** Objective **
Check every line of the data below for the string "text", and copy the ones that hold it.
--- Records provided ---
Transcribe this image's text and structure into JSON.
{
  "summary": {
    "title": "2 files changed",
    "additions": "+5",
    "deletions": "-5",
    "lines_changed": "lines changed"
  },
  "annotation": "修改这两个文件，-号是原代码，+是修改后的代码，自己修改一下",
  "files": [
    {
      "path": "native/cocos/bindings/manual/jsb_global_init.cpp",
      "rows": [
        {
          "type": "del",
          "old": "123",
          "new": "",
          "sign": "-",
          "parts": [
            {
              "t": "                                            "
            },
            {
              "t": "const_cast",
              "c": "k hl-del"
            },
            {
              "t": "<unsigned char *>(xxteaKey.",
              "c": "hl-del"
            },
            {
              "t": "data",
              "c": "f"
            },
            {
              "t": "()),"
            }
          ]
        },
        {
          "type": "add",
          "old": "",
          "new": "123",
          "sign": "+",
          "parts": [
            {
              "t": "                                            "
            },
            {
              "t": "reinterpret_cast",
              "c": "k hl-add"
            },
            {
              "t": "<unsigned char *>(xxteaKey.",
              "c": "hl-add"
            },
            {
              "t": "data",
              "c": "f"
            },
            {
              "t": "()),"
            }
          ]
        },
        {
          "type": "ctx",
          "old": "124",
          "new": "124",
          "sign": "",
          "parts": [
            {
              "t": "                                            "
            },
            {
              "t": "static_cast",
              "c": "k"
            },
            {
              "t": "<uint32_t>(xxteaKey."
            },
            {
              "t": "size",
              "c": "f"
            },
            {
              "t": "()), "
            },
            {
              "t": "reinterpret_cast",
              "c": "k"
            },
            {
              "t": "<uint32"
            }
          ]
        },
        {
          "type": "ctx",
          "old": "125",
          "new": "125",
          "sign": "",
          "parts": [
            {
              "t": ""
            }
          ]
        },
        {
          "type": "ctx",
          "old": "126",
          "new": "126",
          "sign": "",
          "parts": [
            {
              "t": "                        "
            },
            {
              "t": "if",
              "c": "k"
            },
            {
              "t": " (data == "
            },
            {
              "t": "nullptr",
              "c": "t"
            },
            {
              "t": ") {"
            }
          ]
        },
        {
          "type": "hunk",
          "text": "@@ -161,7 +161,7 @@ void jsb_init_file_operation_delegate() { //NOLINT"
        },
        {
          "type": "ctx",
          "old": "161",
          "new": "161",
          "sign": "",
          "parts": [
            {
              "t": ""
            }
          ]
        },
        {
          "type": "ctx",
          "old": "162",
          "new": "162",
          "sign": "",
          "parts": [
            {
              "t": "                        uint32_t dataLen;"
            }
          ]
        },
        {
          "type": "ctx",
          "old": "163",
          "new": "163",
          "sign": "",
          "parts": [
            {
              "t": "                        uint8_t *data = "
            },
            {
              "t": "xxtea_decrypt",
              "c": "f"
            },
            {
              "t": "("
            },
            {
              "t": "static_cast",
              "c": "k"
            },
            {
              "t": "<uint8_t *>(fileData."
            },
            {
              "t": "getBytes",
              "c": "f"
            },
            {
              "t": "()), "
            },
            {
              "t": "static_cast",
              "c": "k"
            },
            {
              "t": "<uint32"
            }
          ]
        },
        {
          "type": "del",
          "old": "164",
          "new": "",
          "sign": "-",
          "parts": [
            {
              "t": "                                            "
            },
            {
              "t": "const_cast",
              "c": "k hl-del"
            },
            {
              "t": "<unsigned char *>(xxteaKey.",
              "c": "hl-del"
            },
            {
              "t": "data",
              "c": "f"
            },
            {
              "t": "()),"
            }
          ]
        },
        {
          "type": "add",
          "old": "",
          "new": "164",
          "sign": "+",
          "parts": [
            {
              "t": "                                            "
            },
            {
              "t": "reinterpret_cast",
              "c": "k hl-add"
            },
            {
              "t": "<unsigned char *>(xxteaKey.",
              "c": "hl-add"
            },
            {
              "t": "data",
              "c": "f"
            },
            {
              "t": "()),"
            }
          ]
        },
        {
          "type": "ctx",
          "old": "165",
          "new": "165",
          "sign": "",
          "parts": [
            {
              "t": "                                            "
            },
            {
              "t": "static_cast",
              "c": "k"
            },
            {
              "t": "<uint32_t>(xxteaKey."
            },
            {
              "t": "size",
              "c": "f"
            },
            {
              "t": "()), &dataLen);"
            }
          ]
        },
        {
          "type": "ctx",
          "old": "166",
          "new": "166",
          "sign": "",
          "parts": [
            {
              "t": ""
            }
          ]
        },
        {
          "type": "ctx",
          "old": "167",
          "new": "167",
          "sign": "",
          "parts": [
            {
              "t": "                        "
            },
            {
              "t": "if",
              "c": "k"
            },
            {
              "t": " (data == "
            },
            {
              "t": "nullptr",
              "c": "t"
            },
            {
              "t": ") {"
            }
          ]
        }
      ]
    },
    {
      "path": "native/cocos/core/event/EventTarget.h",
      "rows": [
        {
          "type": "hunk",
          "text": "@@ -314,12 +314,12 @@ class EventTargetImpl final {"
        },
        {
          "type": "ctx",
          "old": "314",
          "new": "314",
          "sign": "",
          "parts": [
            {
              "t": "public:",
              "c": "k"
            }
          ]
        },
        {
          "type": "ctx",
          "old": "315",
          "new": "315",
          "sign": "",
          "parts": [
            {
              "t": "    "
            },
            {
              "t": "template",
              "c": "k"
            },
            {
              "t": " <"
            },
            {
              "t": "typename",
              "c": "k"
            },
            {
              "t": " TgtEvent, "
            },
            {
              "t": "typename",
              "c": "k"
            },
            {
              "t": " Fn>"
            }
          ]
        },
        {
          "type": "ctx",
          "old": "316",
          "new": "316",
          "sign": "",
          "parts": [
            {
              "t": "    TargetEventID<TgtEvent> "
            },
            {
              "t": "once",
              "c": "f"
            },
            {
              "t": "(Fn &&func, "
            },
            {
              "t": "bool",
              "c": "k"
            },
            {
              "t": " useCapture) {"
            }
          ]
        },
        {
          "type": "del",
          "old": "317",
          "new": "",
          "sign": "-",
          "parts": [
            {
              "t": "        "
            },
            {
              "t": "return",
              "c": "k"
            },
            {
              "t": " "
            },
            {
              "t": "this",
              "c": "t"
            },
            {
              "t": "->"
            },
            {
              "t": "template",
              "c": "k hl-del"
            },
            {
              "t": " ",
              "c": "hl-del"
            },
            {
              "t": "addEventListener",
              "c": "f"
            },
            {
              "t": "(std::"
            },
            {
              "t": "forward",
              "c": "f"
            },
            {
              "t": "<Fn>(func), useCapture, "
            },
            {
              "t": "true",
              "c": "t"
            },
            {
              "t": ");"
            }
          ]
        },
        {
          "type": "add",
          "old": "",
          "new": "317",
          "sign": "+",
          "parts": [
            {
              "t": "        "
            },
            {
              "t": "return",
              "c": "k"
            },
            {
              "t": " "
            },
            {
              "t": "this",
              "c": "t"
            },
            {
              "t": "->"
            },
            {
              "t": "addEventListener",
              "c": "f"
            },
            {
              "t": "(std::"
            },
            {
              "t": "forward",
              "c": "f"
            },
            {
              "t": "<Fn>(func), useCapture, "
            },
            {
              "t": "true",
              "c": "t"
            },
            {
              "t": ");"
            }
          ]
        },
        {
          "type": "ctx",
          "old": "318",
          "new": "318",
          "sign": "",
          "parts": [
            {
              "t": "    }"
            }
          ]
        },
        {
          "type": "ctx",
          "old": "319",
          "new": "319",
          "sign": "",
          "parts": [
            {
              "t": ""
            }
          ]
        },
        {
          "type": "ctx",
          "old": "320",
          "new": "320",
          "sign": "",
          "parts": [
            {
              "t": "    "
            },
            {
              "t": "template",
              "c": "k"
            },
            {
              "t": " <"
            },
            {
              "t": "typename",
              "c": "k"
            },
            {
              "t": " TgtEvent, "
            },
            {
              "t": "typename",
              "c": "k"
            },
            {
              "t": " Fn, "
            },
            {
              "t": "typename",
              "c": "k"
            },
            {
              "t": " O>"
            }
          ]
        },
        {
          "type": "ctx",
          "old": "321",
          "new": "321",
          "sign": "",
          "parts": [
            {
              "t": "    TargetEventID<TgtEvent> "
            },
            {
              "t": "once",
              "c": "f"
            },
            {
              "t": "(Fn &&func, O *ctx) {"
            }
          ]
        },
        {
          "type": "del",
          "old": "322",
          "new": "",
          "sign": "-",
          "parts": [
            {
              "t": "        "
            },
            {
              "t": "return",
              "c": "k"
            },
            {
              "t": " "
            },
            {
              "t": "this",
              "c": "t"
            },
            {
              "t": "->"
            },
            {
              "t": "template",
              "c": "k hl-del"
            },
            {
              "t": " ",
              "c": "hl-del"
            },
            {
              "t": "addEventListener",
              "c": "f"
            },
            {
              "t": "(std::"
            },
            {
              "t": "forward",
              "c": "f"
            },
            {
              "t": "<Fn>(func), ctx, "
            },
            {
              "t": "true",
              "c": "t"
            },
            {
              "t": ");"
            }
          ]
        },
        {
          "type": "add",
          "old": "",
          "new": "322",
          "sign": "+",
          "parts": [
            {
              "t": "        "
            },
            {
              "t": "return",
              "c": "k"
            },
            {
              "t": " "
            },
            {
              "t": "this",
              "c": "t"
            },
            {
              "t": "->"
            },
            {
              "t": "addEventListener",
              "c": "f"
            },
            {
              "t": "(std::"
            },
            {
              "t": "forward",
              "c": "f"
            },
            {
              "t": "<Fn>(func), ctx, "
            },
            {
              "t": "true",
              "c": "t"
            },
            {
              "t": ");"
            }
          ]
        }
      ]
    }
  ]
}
---
** Result **
Transcribe this image's text and structure into JSON.
          "text": "@@ -161,7 +161,7 @@ void jsb_init_file_operation_delegate() { //NOLINT"
          "text": "@@ -314,12 +314,12 @@ class EventTargetImpl final {"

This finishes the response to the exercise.